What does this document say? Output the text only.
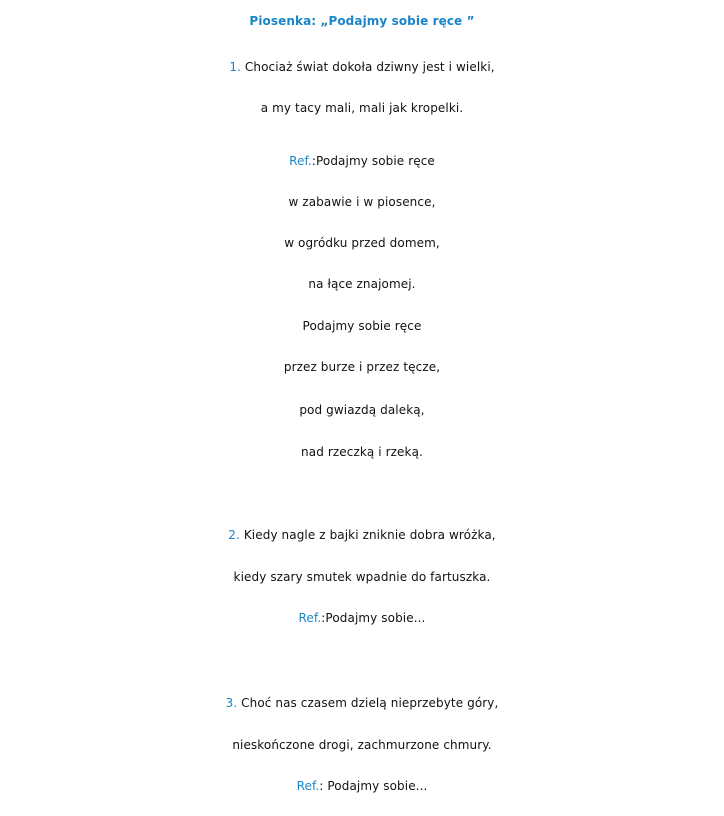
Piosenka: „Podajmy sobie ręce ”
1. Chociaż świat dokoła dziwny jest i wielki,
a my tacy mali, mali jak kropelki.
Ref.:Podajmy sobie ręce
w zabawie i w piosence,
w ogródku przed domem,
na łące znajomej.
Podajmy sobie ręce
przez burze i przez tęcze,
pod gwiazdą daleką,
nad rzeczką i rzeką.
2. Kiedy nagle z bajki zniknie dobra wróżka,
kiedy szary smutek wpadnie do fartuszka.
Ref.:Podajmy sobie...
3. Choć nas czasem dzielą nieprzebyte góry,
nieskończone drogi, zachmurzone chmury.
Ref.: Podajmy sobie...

==

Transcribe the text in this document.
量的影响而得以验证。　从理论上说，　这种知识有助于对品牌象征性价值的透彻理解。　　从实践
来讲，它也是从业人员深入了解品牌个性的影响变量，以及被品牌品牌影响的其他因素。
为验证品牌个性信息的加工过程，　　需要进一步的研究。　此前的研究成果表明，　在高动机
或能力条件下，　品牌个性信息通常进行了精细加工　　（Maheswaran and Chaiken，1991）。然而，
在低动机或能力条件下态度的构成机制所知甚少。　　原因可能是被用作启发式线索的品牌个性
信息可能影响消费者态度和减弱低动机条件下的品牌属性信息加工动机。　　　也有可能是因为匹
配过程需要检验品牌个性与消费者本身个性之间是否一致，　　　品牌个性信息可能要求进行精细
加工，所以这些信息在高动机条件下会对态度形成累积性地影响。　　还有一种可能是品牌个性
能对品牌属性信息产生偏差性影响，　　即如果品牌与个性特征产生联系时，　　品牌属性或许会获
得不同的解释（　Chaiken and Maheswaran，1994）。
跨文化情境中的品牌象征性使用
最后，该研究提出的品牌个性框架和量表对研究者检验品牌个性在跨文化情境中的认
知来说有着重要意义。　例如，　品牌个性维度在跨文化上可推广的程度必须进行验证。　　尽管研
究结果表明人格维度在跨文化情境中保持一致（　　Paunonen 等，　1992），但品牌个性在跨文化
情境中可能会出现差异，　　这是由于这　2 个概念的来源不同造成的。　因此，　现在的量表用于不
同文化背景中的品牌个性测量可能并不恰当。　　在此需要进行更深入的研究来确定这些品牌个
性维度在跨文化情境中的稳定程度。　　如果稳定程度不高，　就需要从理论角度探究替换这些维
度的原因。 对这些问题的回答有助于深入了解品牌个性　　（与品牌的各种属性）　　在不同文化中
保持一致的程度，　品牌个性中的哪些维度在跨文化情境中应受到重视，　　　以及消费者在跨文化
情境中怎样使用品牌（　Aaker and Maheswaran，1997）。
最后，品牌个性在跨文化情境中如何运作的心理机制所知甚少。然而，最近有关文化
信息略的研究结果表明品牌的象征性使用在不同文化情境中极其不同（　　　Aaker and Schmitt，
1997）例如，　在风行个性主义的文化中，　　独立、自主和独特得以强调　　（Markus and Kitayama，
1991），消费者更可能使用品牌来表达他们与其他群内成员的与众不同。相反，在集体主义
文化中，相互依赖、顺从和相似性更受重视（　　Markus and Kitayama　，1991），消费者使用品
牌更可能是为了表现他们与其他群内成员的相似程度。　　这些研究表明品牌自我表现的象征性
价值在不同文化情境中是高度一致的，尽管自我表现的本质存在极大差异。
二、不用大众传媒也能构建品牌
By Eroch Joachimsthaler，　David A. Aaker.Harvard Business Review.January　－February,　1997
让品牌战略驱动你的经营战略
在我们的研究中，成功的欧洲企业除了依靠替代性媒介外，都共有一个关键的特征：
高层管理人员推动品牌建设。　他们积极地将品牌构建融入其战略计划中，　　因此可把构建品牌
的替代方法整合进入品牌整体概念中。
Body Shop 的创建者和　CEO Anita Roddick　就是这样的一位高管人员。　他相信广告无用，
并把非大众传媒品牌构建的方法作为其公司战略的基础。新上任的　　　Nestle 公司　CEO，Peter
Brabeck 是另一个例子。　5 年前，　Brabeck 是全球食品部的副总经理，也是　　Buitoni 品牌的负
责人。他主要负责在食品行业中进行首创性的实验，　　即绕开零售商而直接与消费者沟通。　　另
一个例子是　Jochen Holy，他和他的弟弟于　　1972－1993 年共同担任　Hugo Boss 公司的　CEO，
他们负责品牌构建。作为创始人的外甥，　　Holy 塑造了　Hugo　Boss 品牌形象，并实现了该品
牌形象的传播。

__Directive__. Using the records above, select and copy every line that has the word "Holy".

__Exercise response__.
一个例子是　Jochen Holy，他和他的弟弟于　　1972－1993 年共同担任　Hugo Boss 公司的　CEO，
他们负责品牌构建。作为创始人的外甥，　　Holy 塑造了　Hugo　Boss 品牌形象，并实现了该品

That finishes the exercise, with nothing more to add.